◆ THE PROBLEM ◆
Your task is to output the entries below word for word.

◆ DATA LINES ◆
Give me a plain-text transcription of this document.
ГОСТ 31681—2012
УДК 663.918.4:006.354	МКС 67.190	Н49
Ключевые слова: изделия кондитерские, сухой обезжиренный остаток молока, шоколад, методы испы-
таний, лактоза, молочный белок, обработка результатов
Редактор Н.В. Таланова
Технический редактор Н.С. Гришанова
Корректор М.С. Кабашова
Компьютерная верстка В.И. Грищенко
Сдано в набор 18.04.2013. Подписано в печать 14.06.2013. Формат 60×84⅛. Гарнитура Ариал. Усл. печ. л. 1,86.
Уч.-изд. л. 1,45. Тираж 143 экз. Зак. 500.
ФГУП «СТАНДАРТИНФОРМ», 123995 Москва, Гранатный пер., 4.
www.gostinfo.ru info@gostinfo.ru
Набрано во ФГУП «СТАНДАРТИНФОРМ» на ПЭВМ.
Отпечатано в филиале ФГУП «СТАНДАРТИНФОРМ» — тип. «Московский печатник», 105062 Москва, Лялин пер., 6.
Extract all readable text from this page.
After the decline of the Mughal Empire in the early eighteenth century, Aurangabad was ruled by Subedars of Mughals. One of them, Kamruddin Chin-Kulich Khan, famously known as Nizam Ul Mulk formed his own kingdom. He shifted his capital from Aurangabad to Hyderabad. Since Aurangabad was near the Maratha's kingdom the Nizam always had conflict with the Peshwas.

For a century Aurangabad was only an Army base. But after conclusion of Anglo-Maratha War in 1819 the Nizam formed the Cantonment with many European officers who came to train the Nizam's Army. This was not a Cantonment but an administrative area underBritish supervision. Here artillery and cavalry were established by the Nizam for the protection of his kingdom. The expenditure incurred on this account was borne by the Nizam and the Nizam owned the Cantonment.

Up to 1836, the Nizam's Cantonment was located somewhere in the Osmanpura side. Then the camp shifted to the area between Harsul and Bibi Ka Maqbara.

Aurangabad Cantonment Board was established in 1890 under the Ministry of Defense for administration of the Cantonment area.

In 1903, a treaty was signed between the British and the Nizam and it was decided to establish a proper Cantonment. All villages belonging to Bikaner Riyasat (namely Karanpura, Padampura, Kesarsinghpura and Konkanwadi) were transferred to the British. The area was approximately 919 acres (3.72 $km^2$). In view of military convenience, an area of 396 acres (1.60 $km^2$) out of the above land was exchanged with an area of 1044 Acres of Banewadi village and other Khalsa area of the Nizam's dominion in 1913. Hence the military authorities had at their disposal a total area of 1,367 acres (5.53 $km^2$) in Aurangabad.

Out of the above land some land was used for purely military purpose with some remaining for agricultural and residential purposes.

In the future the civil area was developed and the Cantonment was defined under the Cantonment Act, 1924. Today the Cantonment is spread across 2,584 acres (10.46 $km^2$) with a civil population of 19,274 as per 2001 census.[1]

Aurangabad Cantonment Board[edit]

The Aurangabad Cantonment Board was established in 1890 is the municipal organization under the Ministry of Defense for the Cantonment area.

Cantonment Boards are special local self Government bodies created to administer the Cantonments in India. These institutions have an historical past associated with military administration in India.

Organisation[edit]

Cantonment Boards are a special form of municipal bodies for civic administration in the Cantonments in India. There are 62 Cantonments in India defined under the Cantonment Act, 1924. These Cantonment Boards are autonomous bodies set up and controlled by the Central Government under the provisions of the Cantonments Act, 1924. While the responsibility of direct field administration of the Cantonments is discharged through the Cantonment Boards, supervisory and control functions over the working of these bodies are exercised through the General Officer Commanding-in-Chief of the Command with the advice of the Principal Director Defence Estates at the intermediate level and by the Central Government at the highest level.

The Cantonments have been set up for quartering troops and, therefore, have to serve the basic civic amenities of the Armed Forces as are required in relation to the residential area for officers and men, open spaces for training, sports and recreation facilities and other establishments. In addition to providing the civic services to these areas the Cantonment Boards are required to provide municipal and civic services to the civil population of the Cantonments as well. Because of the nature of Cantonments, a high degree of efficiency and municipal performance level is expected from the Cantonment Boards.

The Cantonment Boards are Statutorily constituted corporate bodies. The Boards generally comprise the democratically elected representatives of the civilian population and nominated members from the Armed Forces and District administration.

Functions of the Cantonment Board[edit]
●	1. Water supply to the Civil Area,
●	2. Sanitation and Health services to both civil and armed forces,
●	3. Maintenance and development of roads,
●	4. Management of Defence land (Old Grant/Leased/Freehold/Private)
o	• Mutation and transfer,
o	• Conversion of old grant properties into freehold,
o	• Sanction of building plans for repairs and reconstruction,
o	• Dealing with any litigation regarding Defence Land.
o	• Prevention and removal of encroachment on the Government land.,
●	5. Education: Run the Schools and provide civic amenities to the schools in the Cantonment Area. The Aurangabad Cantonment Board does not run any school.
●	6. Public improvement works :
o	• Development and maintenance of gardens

◆ CORRECT ANSWER ◆
Give me a plain-text transcription of this document.
ГОСТ 31681—2012
УДК 663.918.4:006.354	МКС 67.190	Н49
Ключевые слова: изделия кондитерские, сухой обезжиренный остаток молока, шоколад, методы испы-
таний, лактоза, молочный белок, обработка результатов
Редактор Н.В. Таланова
Технический редактор Н.С. Гришанова
Корректор М.С. Кабашова
Компьютерная верстка В.И. Грищенко
Сдано в набор 18.04.2013. Подписано в печать 14.06.2013. Формат 60×84⅛. Гарнитура Ариал. Усл. печ. л. 1,86.
Уч.-изд. л. 1,45. Тираж 143 экз. Зак. 500.
ФГУП «СТАНДАРТИНФОРМ», 123995 Москва, Гранатный пер., 4.
www.gostinfo.ru info@gostinfo.ru
Набрано во ФГУП «СТАНДАРТИНФОРМ» на ПЭВМ.
Отпечатано в филиале ФГУП «СТАНДАРТИНФОРМ» — тип. «Московский печатник», 105062 Москва, Лялин пер., 6.
Extract all readable text from this page.
After the decline of the Mughal Empire in the early eighteenth century, Aurangabad was ruled by Subedars of Mughals. One of them, Kamruddin Chin-Kulich Khan, famously known as Nizam Ul Mulk formed his own kingdom. He shifted his capital from Aurangabad to Hyderabad. Since Aurangabad was near the Maratha's kingdom the Nizam always had conflict with the Peshwas.

For a century Aurangabad was only an Army base. But after conclusion of Anglo-Maratha War in 1819 the Nizam formed the Cantonment with many European officers who came to train the Nizam's Army. This was not a Cantonment but an administrative area underBritish supervision. Here artillery and cavalry were established by the Nizam for the protection of his kingdom. The expenditure incurred on this account was borne by the Nizam and the Nizam owned the Cantonment.

Up to 1836, the Nizam's Cantonment was located somewhere in the Osmanpura side. Then the camp shifted to the area between Harsul and Bibi Ka Maqbara.

Aurangabad Cantonment Board was established in 1890 under the Ministry of Defense for administration of the Cantonment area.

In 1903, a treaty was signed between the British and the Nizam and it was decided to establish a proper Cantonment. All villages belonging to Bikaner Riyasat (namely Karanpura, Padampura, Kesarsinghpura and Konkanwadi) were transferred to the British. The area was approximately 919 acres (3.72 $km^2$). In view of military convenience, an area of 396 acres (1.60 $km^2$) out of the above land was exchanged with an area of 1044 Acres of Banewadi village and other Khalsa area of the Nizam's dominion in 1913. Hence the military authorities had at their disposal a total area of 1,367 acres (5.53 $km^2$) in Aurangabad.

Out of the above land some land was used for purely military purpose with some remaining for agricultural and residential purposes.

In the future the civil area was developed and the Cantonment was defined under the Cantonment Act, 1924. Today the Cantonment is spread across 2,584 acres (10.46 $km^2$) with a civil population of 19,274 as per 2001 census.[1]

Aurangabad Cantonment Board[edit]

The Aurangabad Cantonment Board was established in 1890 is the municipal organization under the Ministry of Defense for the Cantonment area.

Cantonment Boards are special local self Government bodies created to administer the Cantonments in India. These institutions have an historical past associated with military administration in India.

Organisation[edit]

Cantonment Boards are a special form of municipal bodies for civic administration in the Cantonments in India. There are 62 Cantonments in India defined under the Cantonment Act, 1924. These Cantonment Boards are autonomous bodies set up and controlled by the Central Government under the provisions of the Cantonments Act, 1924. While the responsibility of direct field administration of the Cantonments is discharged through the Cantonment Boards, supervisory and control functions over the working of these bodies are exercised through the General Officer Commanding-in-Chief of the Command with the advice of the Principal Director Defence Estates at the intermediate level and by the Central Government at the highest level.

The Cantonments have been set up for quartering troops and, therefore, have to serve the basic civic amenities of the Armed Forces as are required in relation to the residential area for officers and men, open spaces for training, sports and recreation facilities and other establishments. In addition to providing the civic services to these areas the Cantonment Boards are required to provide municipal and civic services to the civil population of the Cantonments as well. Because of the nature of Cantonments, a high degree of efficiency and municipal performance level is expected from the Cantonment Boards.

The Cantonment Boards are Statutorily constituted corporate bodies. The Boards generally comprise the democratically elected representatives of the civilian population and nominated members from the Armed Forces and District administration.

Functions of the Cantonment Board[edit]
●	1. Water supply to the Civil Area,
●	2. Sanitation and Health services to both civil and armed forces,
●	3. Maintenance and development of roads,
●	4. Management of Defence land (Old Grant/Leased/Freehold/Private)
o	• Mutation and transfer,
o	• Conversion of old grant properties into freehold,
o	• Sanction of building plans for repairs and reconstruction,
o	• Dealing with any litigation regarding Defence Land.
o	• Prevention and removal of encroachment on the Government land.,
●	5. Education: Run the Schools and provide civic amenities to the schools in the Cantonment Area. The Aurangabad Cantonment Board does not run any school.
●	6. Public improvement works :
o	• Development and maintenance of gardens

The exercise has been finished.